### SET TASK
Would you return all of this data exactly, leaving nothing out?

### SUPPLIED MATERIAL

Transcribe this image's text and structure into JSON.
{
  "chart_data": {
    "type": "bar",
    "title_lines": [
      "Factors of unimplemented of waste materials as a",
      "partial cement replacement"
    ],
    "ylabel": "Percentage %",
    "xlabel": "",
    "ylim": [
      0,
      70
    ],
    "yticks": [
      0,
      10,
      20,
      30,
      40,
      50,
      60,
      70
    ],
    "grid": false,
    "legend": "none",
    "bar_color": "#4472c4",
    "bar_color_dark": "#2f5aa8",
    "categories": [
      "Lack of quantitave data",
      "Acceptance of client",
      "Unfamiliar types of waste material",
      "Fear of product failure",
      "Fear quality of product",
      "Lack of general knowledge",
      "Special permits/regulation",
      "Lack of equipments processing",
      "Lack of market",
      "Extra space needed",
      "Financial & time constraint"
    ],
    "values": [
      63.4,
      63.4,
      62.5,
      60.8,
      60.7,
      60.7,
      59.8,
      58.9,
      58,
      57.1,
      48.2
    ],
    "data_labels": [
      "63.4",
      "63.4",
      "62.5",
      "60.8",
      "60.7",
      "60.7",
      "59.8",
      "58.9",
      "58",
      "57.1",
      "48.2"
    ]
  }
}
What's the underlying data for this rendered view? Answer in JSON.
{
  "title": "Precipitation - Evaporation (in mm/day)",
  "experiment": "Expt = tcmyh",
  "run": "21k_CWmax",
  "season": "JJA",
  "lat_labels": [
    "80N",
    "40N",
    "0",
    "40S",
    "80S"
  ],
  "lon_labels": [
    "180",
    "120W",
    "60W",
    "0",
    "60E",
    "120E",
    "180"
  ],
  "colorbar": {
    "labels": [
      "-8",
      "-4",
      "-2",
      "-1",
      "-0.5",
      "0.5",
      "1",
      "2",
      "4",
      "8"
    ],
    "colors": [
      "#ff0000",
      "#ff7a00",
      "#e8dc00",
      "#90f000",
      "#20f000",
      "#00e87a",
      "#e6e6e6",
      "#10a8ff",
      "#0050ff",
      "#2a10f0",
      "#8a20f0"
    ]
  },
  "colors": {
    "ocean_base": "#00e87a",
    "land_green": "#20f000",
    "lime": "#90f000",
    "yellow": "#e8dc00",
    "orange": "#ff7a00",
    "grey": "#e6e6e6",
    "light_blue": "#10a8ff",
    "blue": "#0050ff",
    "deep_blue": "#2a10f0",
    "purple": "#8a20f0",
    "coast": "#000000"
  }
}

### WRITTEN RESPONSE
Transcribe this image's text and structure into JSON.
{
  "chart_data": {
    "type": "bar",
    "title_lines": [
      "Factors of unimplemented of waste materials as a",
      "partial cement replacement"
    ],
    "ylabel": "Percentage %",
    "xlabel": "",
    "ylim": [
      0,
      70
    ],
    "yticks": [
      0,
      10,
      20,
      30,
      40,
      50,
      60,
      70
    ],
    "grid": false,
    "legend": "none",
    "bar_color": "#4472c4",
    "bar_color_dark": "#2f5aa8",
    "categories": [
      "Lack of quantitave data",
      "Acceptance of client",
      "Unfamiliar types of waste material",
      "Fear of product failure",
      "Fear quality of product",
      "Lack of general knowledge",
      "Special permits/regulation",
      "Lack of equipments processing",
      "Lack of market",
      "Extra space needed",
      "Financial & time constraint"
    ],
    "values": [
      63.4,
      63.4,
      62.5,
      60.8,
      60.7,
      60.7,
      59.8,
      58.9,
      58,
      57.1,
      48.2
    ],
    "data_labels": [
      "63.4",
      "63.4",
      "62.5",
      "60.8",
      "60.7",
      "60.7",
      "59.8",
      "58.9",
      "58",
      "57.1",
      "48.2"
    ]
  }
}
What's the underlying data for this rendered view? Answer in JSON.
{
  "title": "Precipitation - Evaporation (in mm/day)",
  "experiment": "Expt = tcmyh",
  "run": "21k_CWmax",
  "season": "JJA",
  "lat_labels": [
    "80N",
    "40N",
    "0",
    "40S",
    "80S"
  ],
  "lon_labels": [
    "180",
    "120W",
    "60W",
    "0",
    "60E",
    "120E",
    "180"
  ],
  "colorbar": {
    "labels": [
      "-8",
      "-4",
      "-2",
      "-1",
      "-0.5",
      "0.5",
      "1",
      "2",
      "4",
      "8"
    ],
    "colors": [
      "#ff0000",
      "#ff7a00",
      "#e8dc00",
      "#90f000",
      "#20f000",
      "#00e87a",
      "#e6e6e6",
      "#10a8ff",
      "#0050ff",
      "#2a10f0",
      "#8a20f0"
    ]
  },
  "colors": {
    "ocean_base": "#00e87a",
    "land_green": "#20f000",
    "lime": "#90f000",
    "yellow": "#e8dc00",
    "orange": "#ff7a00",
    "grey": "#e6e6e6",
    "light_blue": "#10a8ff",
    "blue": "#0050ff",
    "deep_blue": "#2a10f0",
    "purple": "#8a20f0",
    "coast": "#000000"
  }
}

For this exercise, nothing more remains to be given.